» Task directions:
State how many lines of the entries hold the string "this", and nothing more.

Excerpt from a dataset
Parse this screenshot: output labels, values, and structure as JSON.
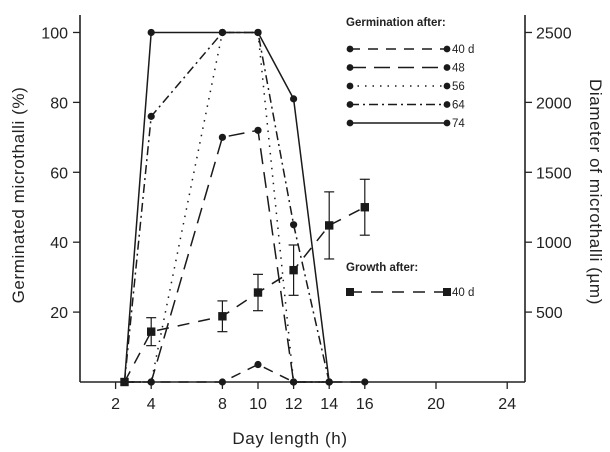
{
  "chart_data": {
    "type": "line",
    "xlabel": "Day length (h)",
    "ylabel": "Germinated microthalli (%)",
    "y2label": "Diameter of microthalli (µm)",
    "xlim": [
      0,
      25
    ],
    "ylim": [
      0,
      105
    ],
    "y2lim": [
      0,
      2625
    ],
    "x_ticks": [
      2,
      4,
      8,
      10,
      12,
      14,
      16,
      20,
      24
    ],
    "y_ticks": [
      20,
      40,
      60,
      80,
      100
    ],
    "y2_ticks": [
      500,
      1000,
      1500,
      2000,
      2500
    ],
    "legend": {
      "germination_title": "Germination after:",
      "growth_title": "Growth after:",
      "placement": "top-right"
    },
    "series": [
      {
        "name": "40 d",
        "group": "germination",
        "dash": "10 8",
        "marker": "circle",
        "x": [
          2.5,
          4,
          8,
          10,
          12,
          14,
          16
        ],
        "y": [
          0,
          0,
          0,
          5,
          0,
          0,
          0
        ]
      },
      {
        "name": "48",
        "group": "germination",
        "dash": "16 8",
        "marker": "circle",
        "x": [
          2.5,
          4,
          8,
          10,
          12,
          14
        ],
        "y": [
          0,
          0,
          70,
          72,
          0,
          0
        ]
      },
      {
        "name": "56",
        "group": "germination",
        "dash": "1.5 6",
        "marker": "circle",
        "x": [
          2.5,
          4,
          8,
          10,
          12,
          14
        ],
        "y": [
          0,
          0,
          100,
          100,
          0,
          0
        ]
      },
      {
        "name": "64",
        "group": "germination",
        "dash": "9 4 2 4",
        "marker": "circle",
        "x": [
          2.5,
          4,
          8,
          10,
          12,
          14
        ],
        "y": [
          0,
          76,
          100,
          100,
          45,
          0
        ]
      },
      {
        "name": "74",
        "group": "germination",
        "dash": "",
        "marker": "circle",
        "x": [
          2.5,
          4,
          8,
          10,
          12,
          14
        ],
        "y": [
          0,
          100,
          100,
          100,
          81,
          0
        ]
      },
      {
        "name": "40 d",
        "group": "growth",
        "axis": "right",
        "dash": "12 9",
        "marker": "square",
        "x": [
          2.5,
          4,
          8,
          10,
          12,
          14,
          16
        ],
        "y": [
          0,
          360,
          470,
          640,
          800,
          1120,
          1250
        ],
        "err": [
          0,
          100,
          110,
          130,
          180,
          240,
          200
        ]
      }
    ]
  }
}
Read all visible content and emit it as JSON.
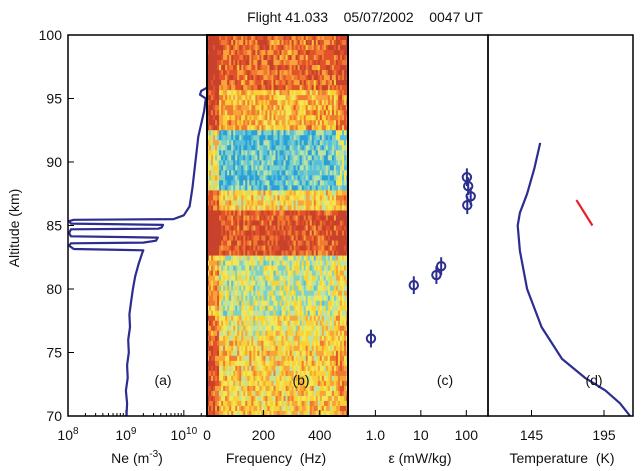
{
  "title": "Flight 41.033    05/07/2002    0047 UT",
  "ylabel": "Altitude  (km)",
  "colors": {
    "profile": "#2b2d8f",
    "marker": "#2b2d8f",
    "temp_segment": "#e8202a",
    "frame": "#000000"
  },
  "chart_data": [
    {
      "id": "a",
      "type": "line",
      "panel_label": "(a)",
      "xlabel": "Ne",
      "xlabel_unit": "(m",
      "xlabel_sup": "-3",
      "xlabel_close": ")",
      "xscale": "log",
      "xlim_exp": [
        8,
        10.4
      ],
      "ylim": [
        70,
        100
      ],
      "xticks": [
        {
          "exp": 8,
          "base": "10",
          "sup": "8"
        },
        {
          "exp": 9,
          "base": "10",
          "sup": "9"
        },
        {
          "exp": 10,
          "base": "10",
          "sup": "10"
        }
      ],
      "yticks": [
        "70",
        "75",
        "80",
        "85",
        "90",
        "95",
        "100"
      ],
      "series": [
        {
          "points": [
            [
              9.01,
              70.0
            ],
            [
              9.02,
              71.0
            ],
            [
              9.0,
              72.0
            ],
            [
              9.03,
              73.0
            ],
            [
              9.02,
              74.0
            ],
            [
              9.05,
              75.0
            ],
            [
              9.04,
              76.0
            ],
            [
              9.07,
              77.0
            ],
            [
              9.06,
              78.0
            ],
            [
              9.09,
              79.0
            ],
            [
              9.12,
              80.0
            ],
            [
              9.16,
              81.0
            ],
            [
              9.22,
              82.0
            ],
            [
              9.28,
              82.8
            ],
            [
              9.3,
              83.05
            ],
            [
              8.1,
              83.15
            ],
            [
              8.02,
              83.4
            ],
            [
              8.05,
              83.6
            ],
            [
              9.3,
              83.65
            ],
            [
              9.52,
              83.8
            ],
            [
              9.55,
              84.05
            ],
            [
              8.05,
              84.15
            ],
            [
              8.02,
              84.4
            ],
            [
              8.05,
              84.7
            ],
            [
              9.56,
              84.75
            ],
            [
              9.62,
              84.85
            ],
            [
              9.64,
              85.05
            ],
            [
              8.05,
              85.15
            ],
            [
              8.02,
              85.35
            ],
            [
              8.1,
              85.45
            ],
            [
              9.82,
              85.5
            ],
            [
              10.0,
              85.8
            ],
            [
              10.1,
              86.5
            ],
            [
              10.15,
              88.0
            ],
            [
              10.2,
              90.0
            ],
            [
              10.25,
              92.0
            ],
            [
              10.35,
              94.0
            ],
            [
              10.38,
              95.0
            ],
            [
              10.28,
              95.3
            ],
            [
              10.3,
              95.6
            ],
            [
              10.4,
              95.85
            ],
            [
              10.45,
              96.0
            ],
            [
              10.44,
              97.0
            ],
            [
              10.45,
              98.0
            ],
            [
              10.46,
              99.0
            ],
            [
              10.5,
              100.0
            ]
          ]
        }
      ]
    },
    {
      "id": "b",
      "type": "heatmap",
      "panel_label": "(b)",
      "xlabel": "Frequency  (Hz)",
      "xlim": [
        0,
        500
      ],
      "ylim": [
        70,
        100
      ],
      "xticks": [
        "0",
        "200",
        "400"
      ],
      "xtick_values": [
        0,
        200,
        400
      ],
      "palette": [
        "#2b9fd6",
        "#56bfd9",
        "#7fd1c6",
        "#bde3a3",
        "#f0e858",
        "#fbd236",
        "#f7a53a",
        "#f07b30",
        "#e3522b",
        "#c8412b"
      ],
      "bands": [
        {
          "y0": 70.0,
          "y1": 76.0,
          "level": 0.55
        },
        {
          "y0": 76.0,
          "y1": 78.0,
          "level": 0.48
        },
        {
          "y0": 78.0,
          "y1": 82.5,
          "level": 0.38
        },
        {
          "y0": 82.5,
          "y1": 86.2,
          "level": 0.86
        },
        {
          "y0": 86.2,
          "y1": 87.8,
          "level": 0.52
        },
        {
          "y0": 87.8,
          "y1": 92.5,
          "level": 0.18
        },
        {
          "y0": 92.5,
          "y1": 95.5,
          "level": 0.62
        },
        {
          "y0": 95.5,
          "y1": 100.0,
          "level": 0.78
        }
      ]
    },
    {
      "id": "c",
      "type": "scatter",
      "panel_label": "(c)",
      "xlabel": "ε (mW/kg)",
      "xscale": "log",
      "xlim": [
        0.25,
        300
      ],
      "ylim": [
        70,
        100
      ],
      "xticks": [
        "1.0",
        "10",
        "100"
      ],
      "xtick_values": [
        1,
        10,
        100
      ],
      "points": [
        {
          "x": 0.8,
          "y": 76.1,
          "err": 0.7
        },
        {
          "x": 7.0,
          "y": 80.3,
          "err": 0.7
        },
        {
          "x": 22.0,
          "y": 81.1,
          "err": 0.7
        },
        {
          "x": 28.0,
          "y": 81.8,
          "err": 0.7
        },
        {
          "x": 105.0,
          "y": 86.6,
          "err": 0.7
        },
        {
          "x": 125.0,
          "y": 87.3,
          "err": 0.7
        },
        {
          "x": 110.0,
          "y": 88.1,
          "err": 0.7
        },
        {
          "x": 103.0,
          "y": 88.8,
          "err": 0.7
        }
      ]
    },
    {
      "id": "d",
      "type": "line",
      "panel_label": "(d)",
      "xlabel": "Temperature  (K)",
      "xlim": [
        115,
        215
      ],
      "ylim": [
        70,
        100
      ],
      "xticks": [
        "145",
        "195"
      ],
      "xtick_values": [
        145,
        195
      ],
      "series": [
        {
          "points": [
            [
              151.0,
              91.5
            ],
            [
              147.0,
              89.5
            ],
            [
              142.0,
              87.5
            ],
            [
              137.0,
              86.0
            ],
            [
              135.5,
              85.0
            ],
            [
              137.0,
              83.0
            ],
            [
              142.0,
              80.0
            ],
            [
              152.0,
              77.0
            ],
            [
              166.0,
              74.5
            ],
            [
              182.0,
              73.0
            ],
            [
              196.0,
              72.0
            ],
            [
              206.0,
              71.0
            ],
            [
              213.0,
              70.0
            ]
          ]
        },
        {
          "points": [
            [
              176.0,
              87.0
            ],
            [
              187.0,
              85.0
            ]
          ]
        }
      ]
    }
  ]
}
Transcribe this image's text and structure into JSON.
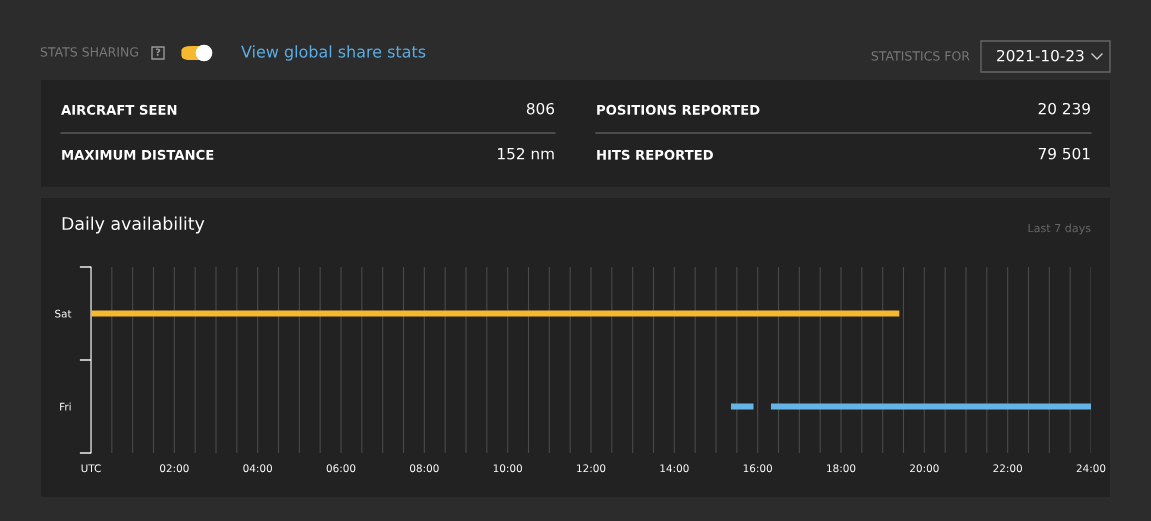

» Exercise solution:
2